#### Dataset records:
-- BEGIN --

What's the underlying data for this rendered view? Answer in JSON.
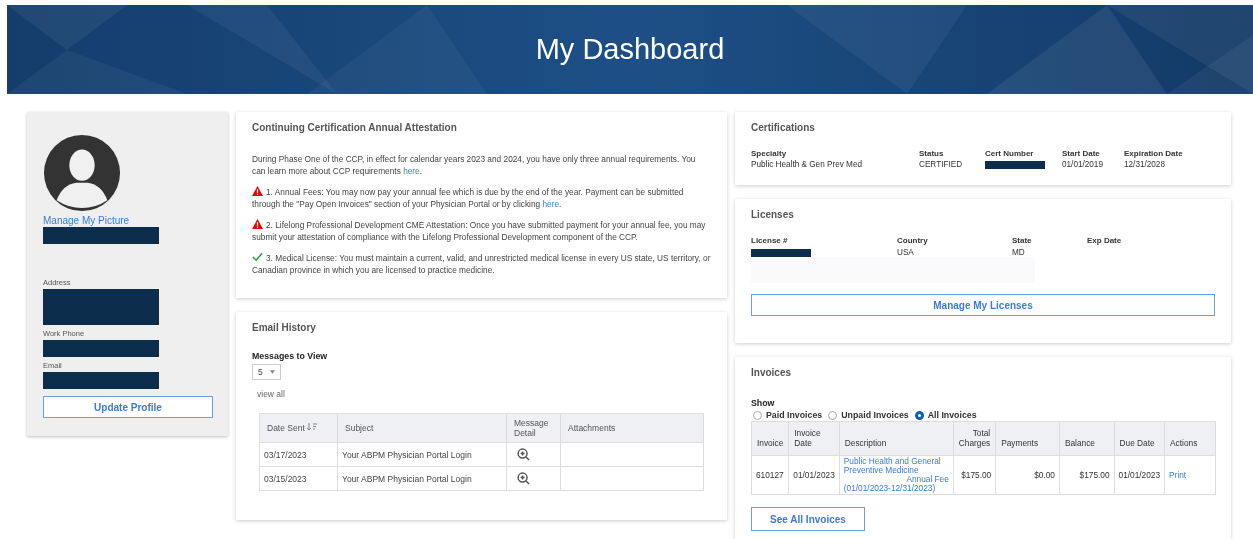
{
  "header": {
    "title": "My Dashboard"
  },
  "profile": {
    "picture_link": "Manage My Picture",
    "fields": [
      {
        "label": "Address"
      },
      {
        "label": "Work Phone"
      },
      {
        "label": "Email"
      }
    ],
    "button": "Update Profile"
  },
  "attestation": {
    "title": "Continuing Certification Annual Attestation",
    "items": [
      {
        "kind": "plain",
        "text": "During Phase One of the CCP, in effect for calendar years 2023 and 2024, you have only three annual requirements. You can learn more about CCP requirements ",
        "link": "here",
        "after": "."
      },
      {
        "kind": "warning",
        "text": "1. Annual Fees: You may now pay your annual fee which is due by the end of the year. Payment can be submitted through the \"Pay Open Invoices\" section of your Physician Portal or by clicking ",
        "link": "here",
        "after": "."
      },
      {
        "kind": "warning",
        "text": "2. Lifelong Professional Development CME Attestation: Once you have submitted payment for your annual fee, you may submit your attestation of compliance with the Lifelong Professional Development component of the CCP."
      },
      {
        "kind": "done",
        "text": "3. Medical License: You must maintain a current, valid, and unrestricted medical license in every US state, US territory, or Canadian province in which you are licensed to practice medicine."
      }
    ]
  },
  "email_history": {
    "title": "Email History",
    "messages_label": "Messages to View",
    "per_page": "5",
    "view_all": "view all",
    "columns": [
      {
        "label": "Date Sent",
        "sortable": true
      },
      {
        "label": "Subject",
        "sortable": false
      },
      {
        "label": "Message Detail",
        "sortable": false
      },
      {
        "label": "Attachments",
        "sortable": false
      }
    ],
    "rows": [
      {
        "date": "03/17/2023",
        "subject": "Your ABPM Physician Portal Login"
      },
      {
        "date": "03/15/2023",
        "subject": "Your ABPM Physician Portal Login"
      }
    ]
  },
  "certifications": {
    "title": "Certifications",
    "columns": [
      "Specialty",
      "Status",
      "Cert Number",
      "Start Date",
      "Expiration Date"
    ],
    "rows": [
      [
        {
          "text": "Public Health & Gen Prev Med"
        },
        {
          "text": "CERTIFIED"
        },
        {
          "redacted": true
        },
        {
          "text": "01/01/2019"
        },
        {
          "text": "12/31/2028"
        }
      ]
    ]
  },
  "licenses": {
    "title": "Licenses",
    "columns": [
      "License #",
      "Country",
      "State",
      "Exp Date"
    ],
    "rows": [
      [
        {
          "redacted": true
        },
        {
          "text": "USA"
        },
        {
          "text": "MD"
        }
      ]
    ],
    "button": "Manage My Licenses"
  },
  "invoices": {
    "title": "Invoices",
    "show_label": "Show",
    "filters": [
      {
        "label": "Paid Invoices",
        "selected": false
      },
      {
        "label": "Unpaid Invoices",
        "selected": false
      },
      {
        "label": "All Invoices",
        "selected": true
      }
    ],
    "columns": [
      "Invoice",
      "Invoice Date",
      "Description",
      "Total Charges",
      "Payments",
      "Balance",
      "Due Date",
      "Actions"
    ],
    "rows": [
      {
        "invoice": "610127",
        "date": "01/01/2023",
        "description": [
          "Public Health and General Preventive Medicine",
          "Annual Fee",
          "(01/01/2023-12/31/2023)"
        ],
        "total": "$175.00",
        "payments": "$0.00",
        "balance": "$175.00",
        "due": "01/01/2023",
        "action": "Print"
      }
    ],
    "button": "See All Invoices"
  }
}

-- END --

Set down all the data again exactly as above, pictures excluded.

#### Completed task:
What's the underlying data for this rendered view? Answer in JSON.
{
  "header": {
    "title": "My Dashboard"
  },
  "profile": {
    "picture_link": "Manage My Picture",
    "fields": [
      {
        "label": "Address"
      },
      {
        "label": "Work Phone"
      },
      {
        "label": "Email"
      }
    ],
    "button": "Update Profile"
  },
  "attestation": {
    "title": "Continuing Certification Annual Attestation",
    "items": [
      {
        "kind": "plain",
        "text": "During Phase One of the CCP, in effect for calendar years 2023 and 2024, you have only three annual requirements. You can learn more about CCP requirements ",
        "link": "here",
        "after": "."
      },
      {
        "kind": "warning",
        "text": "1. Annual Fees: You may now pay your annual fee which is due by the end of the year. Payment can be submitted through the \"Pay Open Invoices\" section of your Physician Portal or by clicking ",
        "link": "here",
        "after": "."
      },
      {
        "kind": "warning",
        "text": "2. Lifelong Professional Development CME Attestation: Once you have submitted payment for your annual fee, you may submit your attestation of compliance with the Lifelong Professional Development component of the CCP."
      },
      {
        "kind": "done",
        "text": "3. Medical License: You must maintain a current, valid, and unrestricted medical license in every US state, US territory, or Canadian province in which you are licensed to practice medicine."
      }
    ]
  },
  "email_history": {
    "title": "Email History",
    "messages_label": "Messages to View",
    "per_page": "5",
    "view_all": "view all",
    "columns": [
      {
        "label": "Date Sent",
        "sortable": true
      },
      {
        "label": "Subject",
        "sortable": false
      },
      {
        "label": "Message Detail",
        "sortable": false
      },
      {
        "label": "Attachments",
        "sortable": false
      }
    ],
    "rows": [
      {
        "date": "03/17/2023",
        "subject": "Your ABPM Physician Portal Login"
      },
      {
        "date": "03/15/2023",
        "subject": "Your ABPM Physician Portal Login"
      }
    ]
  },
  "certifications": {
    "title": "Certifications",
    "columns": [
      "Specialty",
      "Status",
      "Cert Number",
      "Start Date",
      "Expiration Date"
    ],
    "rows": [
      [
        {
          "text": "Public Health & Gen Prev Med"
        },
        {
          "text": "CERTIFIED"
        },
        {
          "redacted": true
        },
        {
          "text": "01/01/2019"
        },
        {
          "text": "12/31/2028"
        }
      ]
    ]
  },
  "licenses": {
    "title": "Licenses",
    "columns": [
      "License #",
      "Country",
      "State",
      "Exp Date"
    ],
    "rows": [
      [
        {
          "redacted": true
        },
        {
          "text": "USA"
        },
        {
          "text": "MD"
        }
      ]
    ],
    "button": "Manage My Licenses"
  },
  "invoices": {
    "title": "Invoices",
    "show_label": "Show",
    "filters": [
      {
        "label": "Paid Invoices",
        "selected": false
      },
      {
        "label": "Unpaid Invoices",
        "selected": false
      },
      {
        "label": "All Invoices",
        "selected": true
      }
    ],
    "columns": [
      "Invoice",
      "Invoice Date",
      "Description",
      "Total Charges",
      "Payments",
      "Balance",
      "Due Date",
      "Actions"
    ],
    "rows": [
      {
        "invoice": "610127",
        "date": "01/01/2023",
        "description": [
          "Public Health and General Preventive Medicine",
          "Annual Fee",
          "(01/01/2023-12/31/2023)"
        ],
        "total": "$175.00",
        "payments": "$0.00",
        "balance": "$175.00",
        "due": "01/01/2023",
        "action": "Print"
      }
    ],
    "button": "See All Invoices"
  }
}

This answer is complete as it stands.